EXERCISE BRIEF => Pictures stay out of the copy; set down each line of the listing below exactly.

------

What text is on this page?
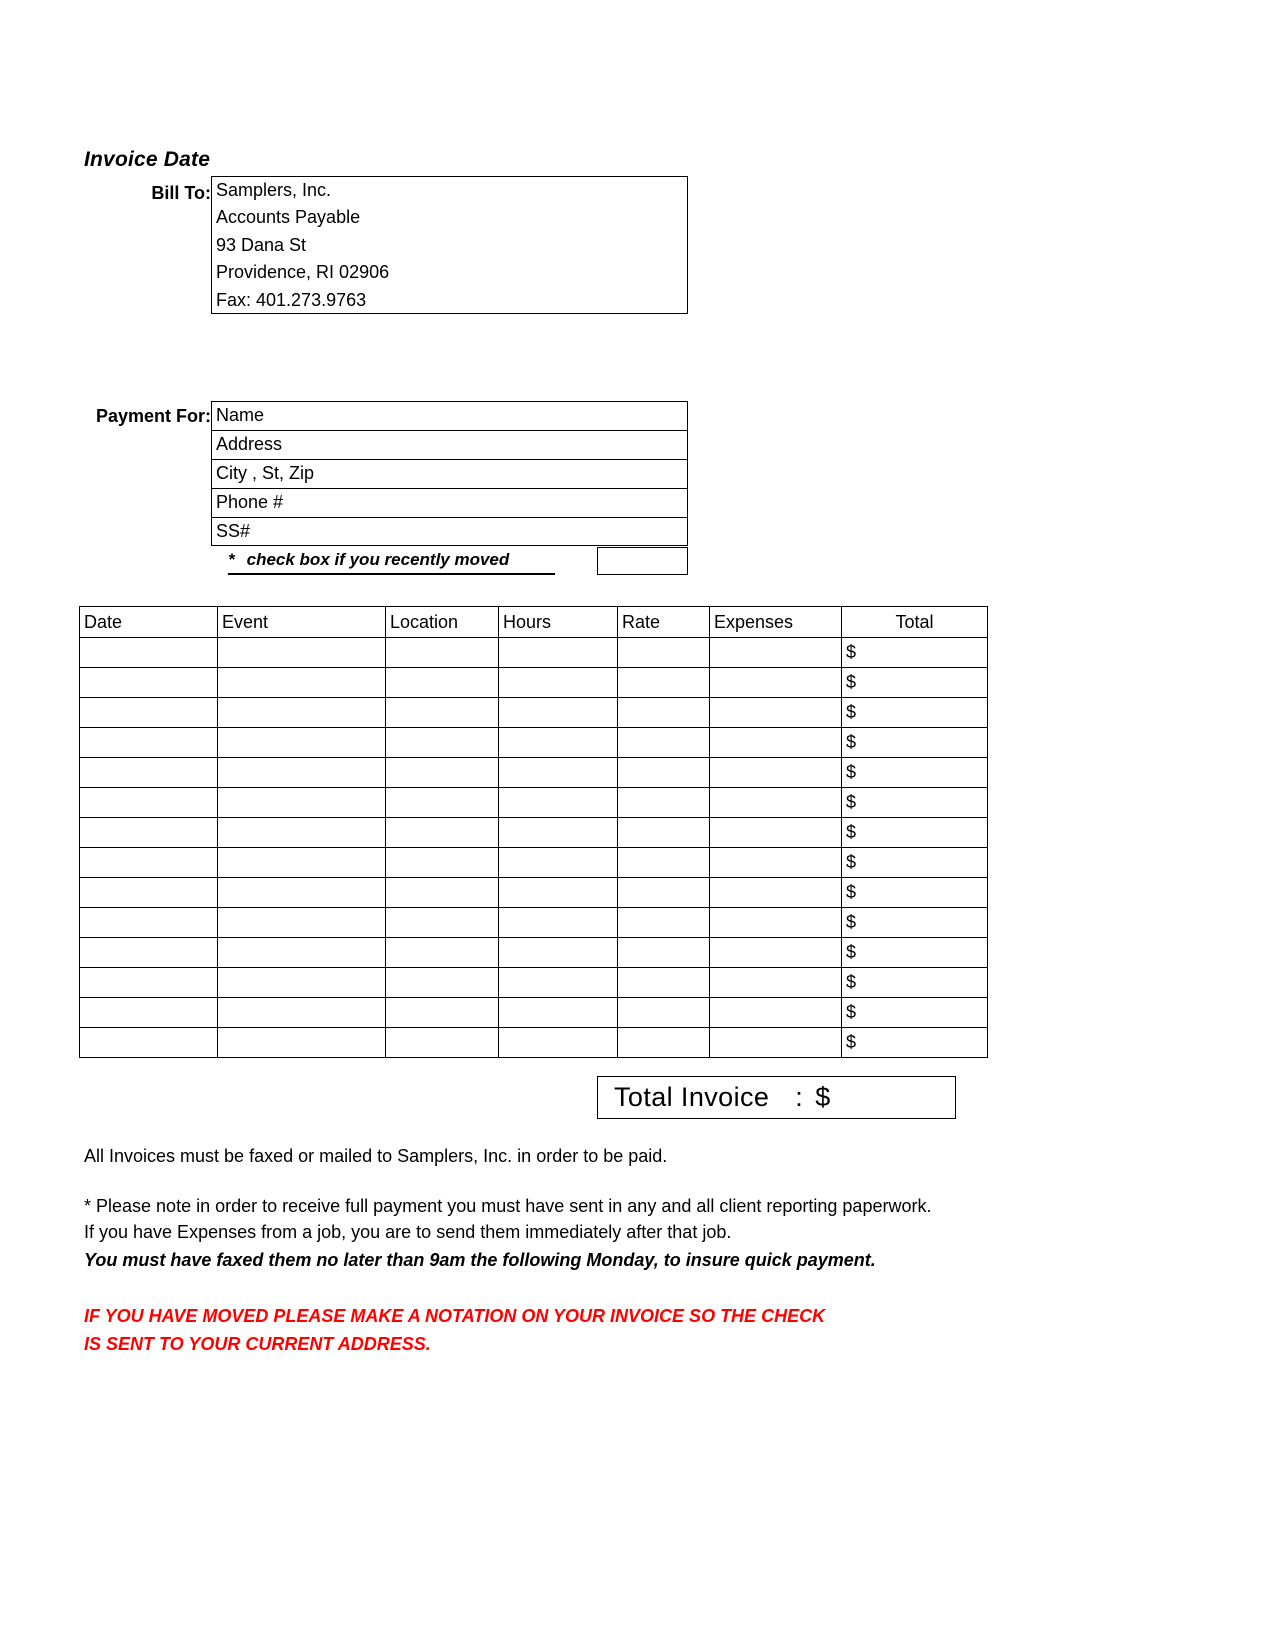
Invoice Date
Bill To: Samplers, Inc.
Accounts Payable
93 Dana St
Providence, RI 02906
Fax: 401.273.9763
Payment For: Name
Address
City , St, Zip
Phone #
SS#
* check box if you recently moved
Date	Event	Location	Hours	Rate	Expenses	Total
						$
						$
						$
						$
						$
						$
						$
						$
						$
						$
						$
						$
						$
						$
Total Invoice : $
All Invoices must be faxed or mailed to Samplers, Inc. in order to be paid.
* Please note in order to receive full payment you must have sent in any and all client reporting paperwork.
If you have Expenses from a job, you are to send them immediately after that job.
You must have faxed them no later than 9am the following Monday, to insure quick payment.
IF YOU HAVE MOVED PLEASE MAKE A NOTATION ON YOUR INVOICE SO THE CHECK
IS SENT TO YOUR CURRENT ADDRESS.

------

ANSWER BELOW =>
What text is on this page?
Invoice Date
Bill To: Samplers, Inc.
Accounts Payable
93 Dana St
Providence, RI 02906
Fax: 401.273.9763
Payment For: Name
Address
City , St, Zip
Phone #
SS#
* check box if you recently moved
Date	Event	Location	Hours	Rate	Expenses	Total
						$
						$
						$
						$
						$
						$
						$
						$
						$
						$
						$
						$
						$
						$
Total Invoice : $
All Invoices must be faxed or mailed to Samplers, Inc. in order to be paid.
* Please note in order to receive full payment you must have sent in any and all client reporting paperwork.
If you have Expenses from a job, you are to send them immediately after that job.
You must have faxed them no later than 9am the following Monday, to insure quick payment.
IF YOU HAVE MOVED PLEASE MAKE A NOTATION ON YOUR INVOICE SO THE CHECK
IS SENT TO YOUR CURRENT ADDRESS.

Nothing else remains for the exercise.